**** STORED ROWS ****

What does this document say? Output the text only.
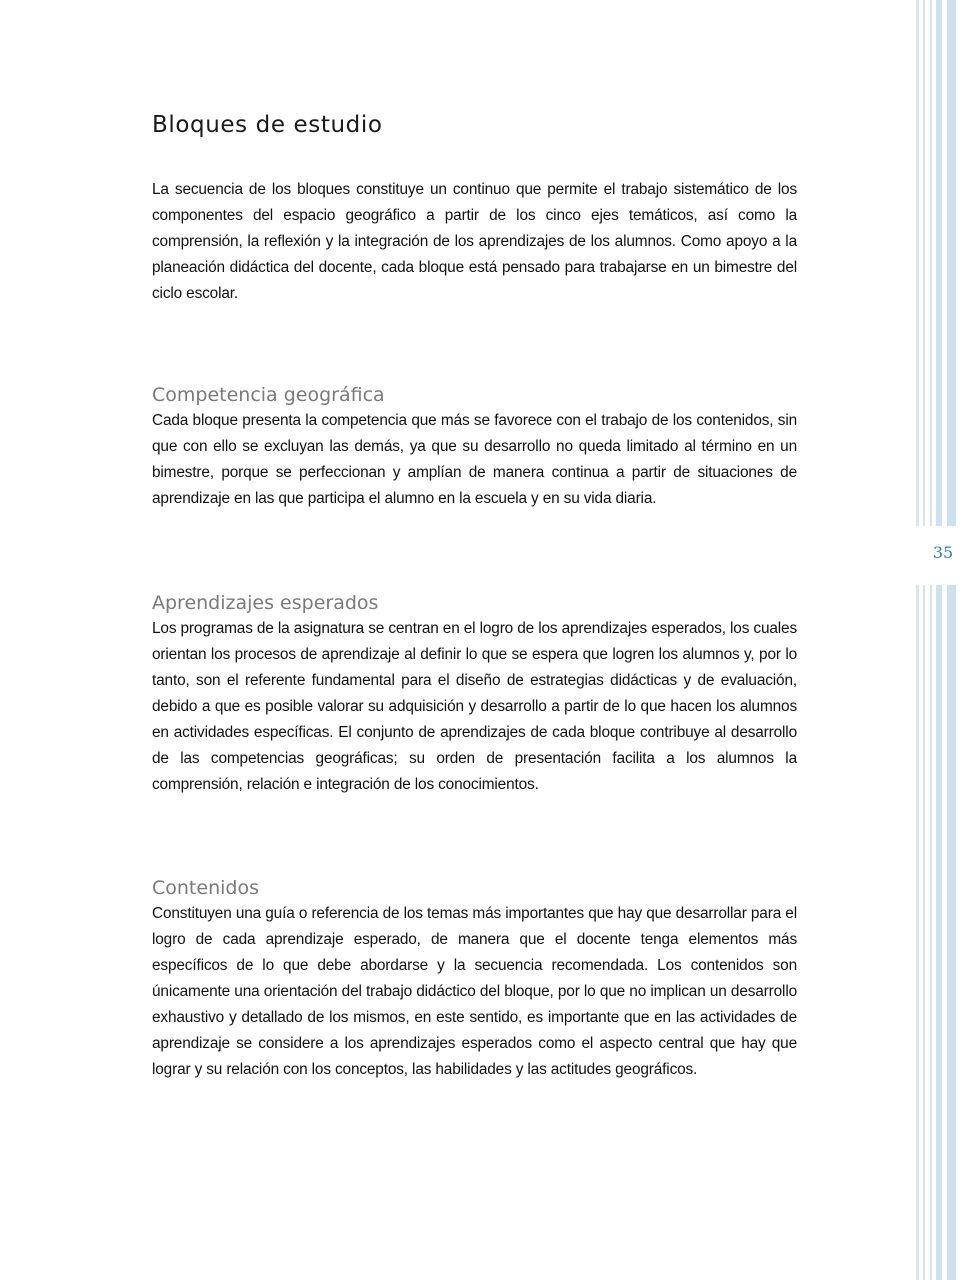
Bloques de estudio

La secuencia de los bloques constituye un continuo que permite el trabajo sistemático de los componentes del espacio geográfico a partir de los cinco ejes temáticos, así como la comprensión, la reflexión y la integración de los aprendizajes de los alumnos. Como apoyo a la planeación didáctica del docente, cada bloque está pensado para trabajarse en un bimestre del ciclo escolar.

Competencia geográfica

Cada bloque presenta la competencia que más se favorece con el trabajo de los contenidos, sin que con ello se excluyan las demás, ya que su desarrollo no queda limitado al término en un bimestre, porque se perfeccionan y amplían de manera continua a partir de situaciones de aprendizaje en las que participa el alumno en la escuela y en su vida diaria.

Aprendizajes esperados

Los programas de la asignatura se centran en el logro de los aprendizajes esperados, los cuales orientan los procesos de aprendizaje al definir lo que se espera que logren los alumnos y, por lo tanto, son el referente fundamental para el diseño de estrategias didácticas y de evaluación, debido a que es posible valorar su adquisición y desarrollo a partir de lo que hacen los alumnos en actividades específicas. El conjunto de aprendizajes de cada bloque contribuye al desarrollo de las competencias geográficas; su orden de presentación facilita a los alumnos la comprensión, relación e integración de los conocimientos.

Contenidos

Constituyen una guía o referencia de los temas más importantes que hay que desarrollar para el logro de cada aprendizaje esperado, de manera que el docente tenga elementos más específicos de lo que debe abordarse y la secuencia recomendada. Los contenidos son únicamente una orientación del trabajo didáctico del bloque, por lo que no implican un desarrollo exhaustivo y detallado de los mismos, en este sentido, es importante que en las actividades de aprendizaje se considere a los aprendizajes esperados como el aspecto central que hay que lograr y su relación con los conceptos, las habilidades y las actitudes geográficos.

35
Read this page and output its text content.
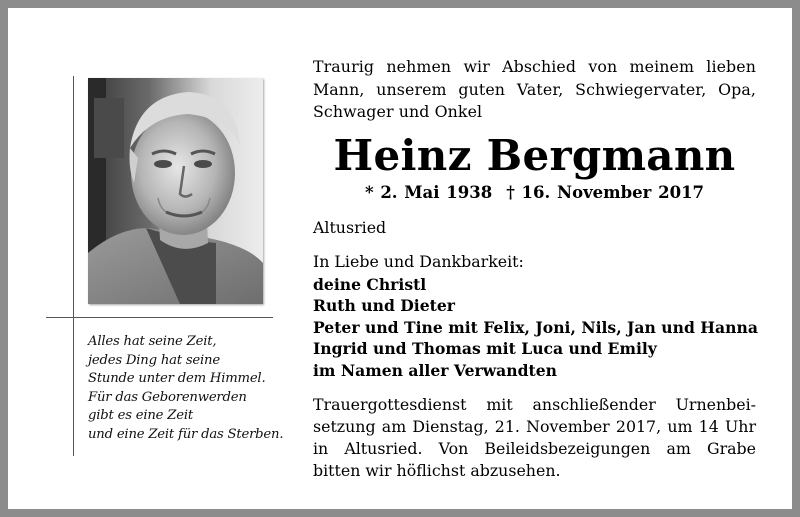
Alles hat seine Zeit,
jedes Ding hat seine
Stunde unter dem Himmel.
Für das Geborenwerden
gibt es eine Zeit
und eine Zeit für das Sterben.
Traurig nehmen wir Abschied von meinem lieben
Mann, unserem guten Vater, Schwiegervater, Opa,
Schwager und Onkel
Heinz Bergmann
* 2. Mai 1938 † 16. November 2017
Altusried
In Liebe und Dankbarkeit:
deine Christl
Ruth und Dieter
Peter und Tine mit Felix, Joni, Nils, Jan und Hanna
Ingrid und Thomas mit Luca und Emily
im Namen aller Verwandten
Trauergottesdienst mit anschließender Urnenbei-
setzung am Dienstag, 21. November 2017, um 14 Uhr
in Altusried. Von Beileidsbezeigungen am Grabe
bitten wir höflichst abzusehen.
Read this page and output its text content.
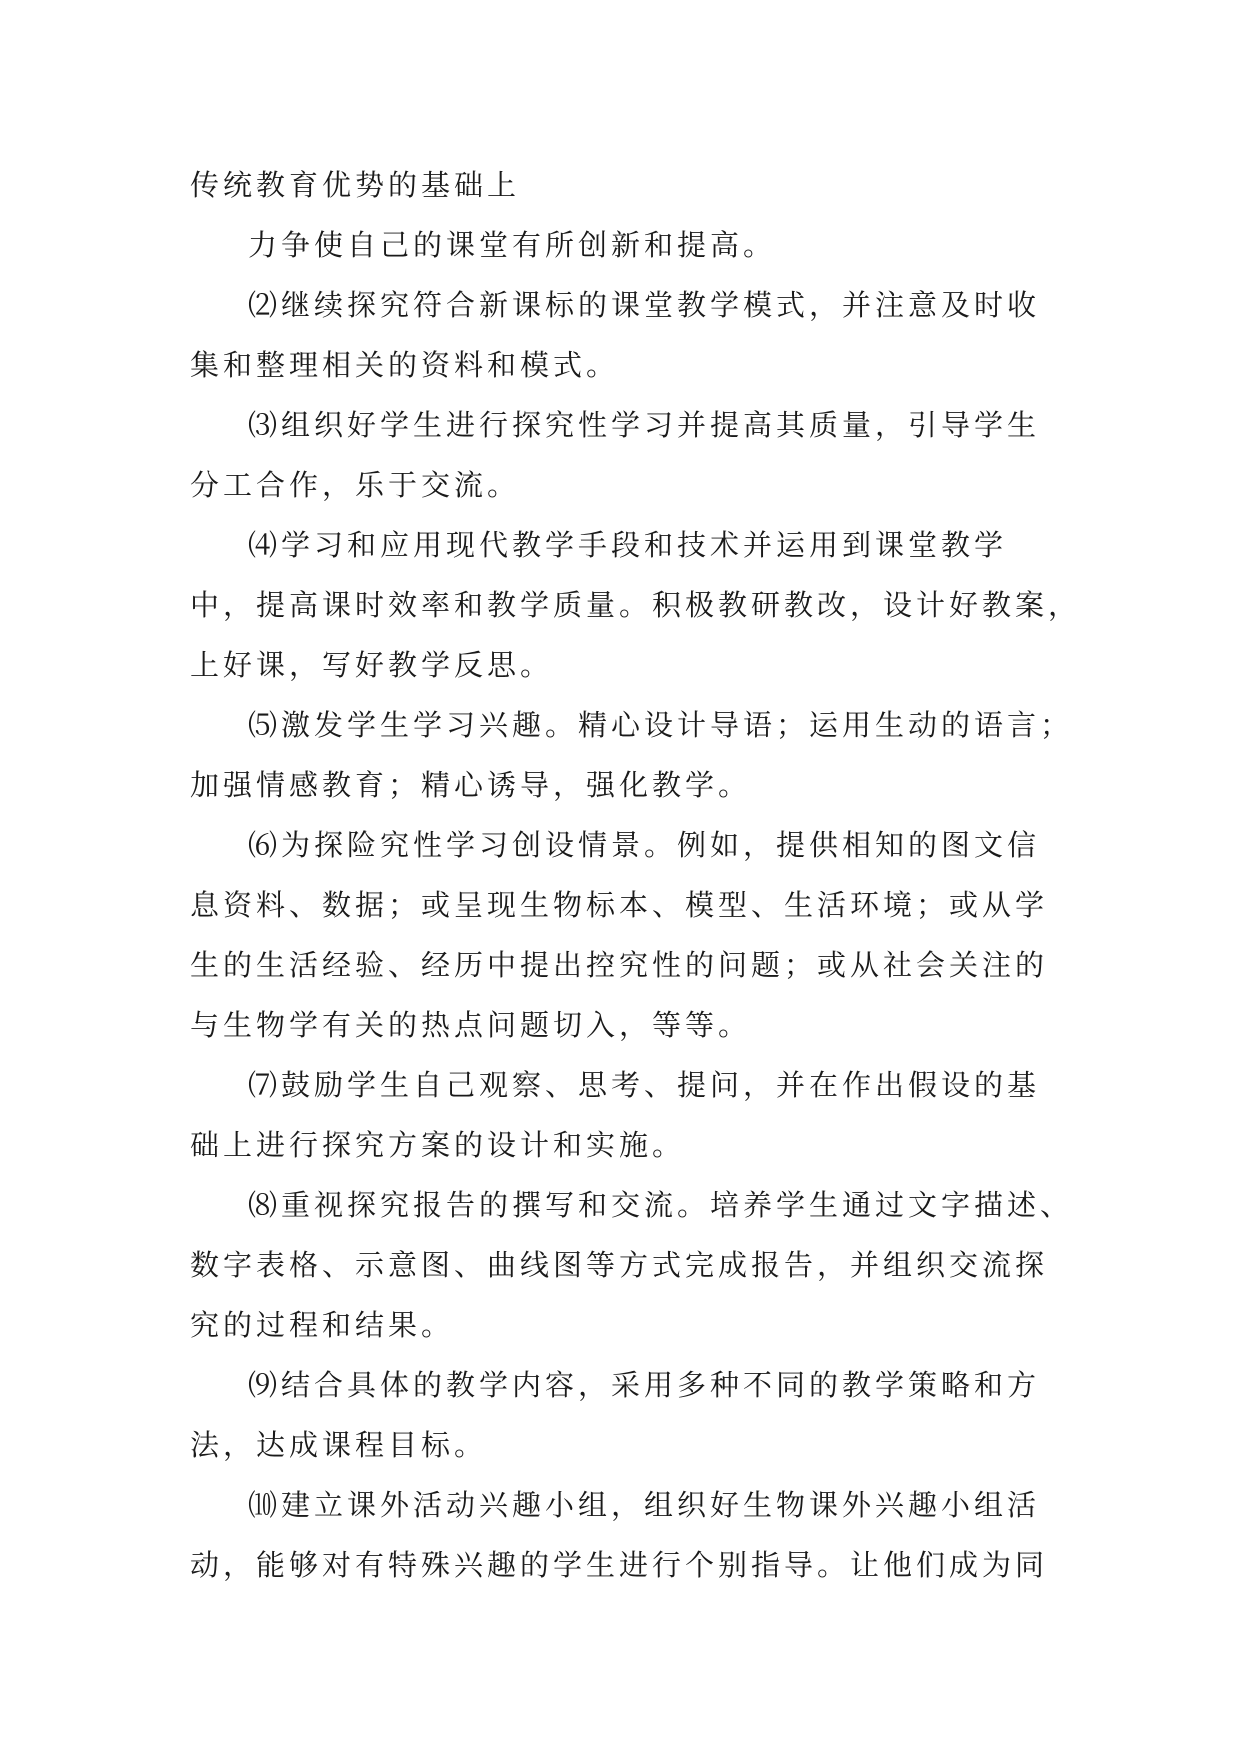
传统教育优势的基础上
力争使自己的课堂有所创新和提高。
⑵继续探究符合新课标的课堂教学模式，并注意及时收
集和整理相关的资料和模式。
⑶组织好学生进行探究性学习并提高其质量，引导学生
分工合作，乐于交流。
⑷学习和应用现代教学手段和技术并运用到课堂教学
中，提高课时效率和教学质量。积极教研教改，设计好教案，
上好课，写好教学反思。
⑸激发学生学习兴趣。精心设计导语；运用生动的语言；
加强情感教育；精心诱导，强化教学。
⑹为探险究性学习创设情景。例如，提供相知的图文信
息资料、数据；或呈现生物标本、模型、生活环境；或从学
生的生活经验、经历中提出控究性的问题；或从社会关注的
与生物学有关的热点问题切入，等等。
⑺鼓励学生自己观察、思考、提问，并在作出假设的基
础上进行探究方案的设计和实施。
⑻重视探究报告的撰写和交流。培养学生通过文字描述、
数字表格、示意图、曲线图等方式完成报告，并组织交流探
究的过程和结果。
⑼结合具体的教学内容，采用多种不同的教学策略和方
法，达成课程目标。
⑽建立课外活动兴趣小组，组织好生物课外兴趣小组活
动，能够对有特殊兴趣的学生进行个别指导。让他们成为同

****

Without the pictures, extract every entry verbatim.

REPLY:
What does this document say? Output the text only.
Bloques de estudio

La secuencia de los bloques constituye un continuo que permite el trabajo sistemático de los componentes del espacio geográfico a partir de los cinco ejes temáticos, así como la comprensión, la reflexión y la integración de los aprendizajes de los alumnos. Como apoyo a la planeación didáctica del docente, cada bloque está pensado para trabajarse en un bimestre del ciclo escolar.

Competencia geográfica

Cada bloque presenta la competencia que más se favorece con el trabajo de los contenidos, sin que con ello se excluyan las demás, ya que su desarrollo no queda limitado al término en un bimestre, porque se perfeccionan y amplían de manera continua a partir de situaciones de aprendizaje en las que participa el alumno en la escuela y en su vida diaria.

Aprendizajes esperados

Los programas de la asignatura se centran en el logro de los aprendizajes esperados, los cuales orientan los procesos de aprendizaje al definir lo que se espera que logren los alumnos y, por lo tanto, son el referente fundamental para el diseño de estrategias didácticas y de evaluación, debido a que es posible valorar su adquisición y desarrollo a partir de lo que hacen los alumnos en actividades específicas. El conjunto de aprendizajes de cada bloque contribuye al desarrollo de las competencias geográficas; su orden de presentación facilita a los alumnos la comprensión, relación e integración de los conocimientos.

Contenidos

Constituyen una guía o referencia de los temas más importantes que hay que desarrollar para el logro de cada aprendizaje esperado, de manera que el docente tenga elementos más específicos de lo que debe abordarse y la secuencia recomendada. Los contenidos son únicamente una orientación del trabajo didáctico del bloque, por lo que no implican un desarrollo exhaustivo y detallado de los mismos, en este sentido, es importante que en las actividades de aprendizaje se considere a los aprendizajes esperados como el aspecto central que hay que lograr y su relación con los conceptos, las habilidades y las actitudes geográficos.

35
Read this page and output its text content.
Alles hat seine Zeit,
jedes Ding hat seine
Stunde unter dem Himmel.
Für das Geborenwerden
gibt es eine Zeit
und eine Zeit für das Sterben.
Traurig nehmen wir Abschied von meinem lieben
Mann, unserem guten Vater, Schwiegervater, Opa,
Schwager und Onkel
Heinz Bergmann
* 2. Mai 1938 † 16. November 2017
Altusried
In Liebe und Dankbarkeit:
deine Christl
Ruth und Dieter
Peter und Tine mit Felix, Joni, Nils, Jan und Hanna
Ingrid und Thomas mit Luca und Emily
im Namen aller Verwandten
Trauergottesdienst mit anschließender Urnenbei-
setzung am Dienstag, 21. November 2017, um 14 Uhr
in Altusried. Von Beileidsbezeigungen am Grabe
bitten wir höflichst abzusehen.
Read this page and output its text content.
传统教育优势的基础上
力争使自己的课堂有所创新和提高。
⑵继续探究符合新课标的课堂教学模式，并注意及时收
集和整理相关的资料和模式。
⑶组织好学生进行探究性学习并提高其质量，引导学生
分工合作，乐于交流。
⑷学习和应用现代教学手段和技术并运用到课堂教学
中，提高课时效率和教学质量。积极教研教改，设计好教案，
上好课，写好教学反思。
⑸激发学生学习兴趣。精心设计导语；运用生动的语言；
加强情感教育；精心诱导，强化教学。
⑹为探险究性学习创设情景。例如，提供相知的图文信
息资料、数据；或呈现生物标本、模型、生活环境；或从学
生的生活经验、经历中提出控究性的问题；或从社会关注的
与生物学有关的热点问题切入，等等。
⑺鼓励学生自己观察、思考、提问，并在作出假设的基
础上进行探究方案的设计和实施。
⑻重视探究报告的撰写和交流。培养学生通过文字描述、
数字表格、示意图、曲线图等方式完成报告，并组织交流探
究的过程和结果。
⑼结合具体的教学内容，采用多种不同的教学策略和方
法，达成课程目标。
⑽建立课外活动兴趣小组，组织好生物课外兴趣小组活
动，能够对有特殊兴趣的学生进行个别指导。让他们成为同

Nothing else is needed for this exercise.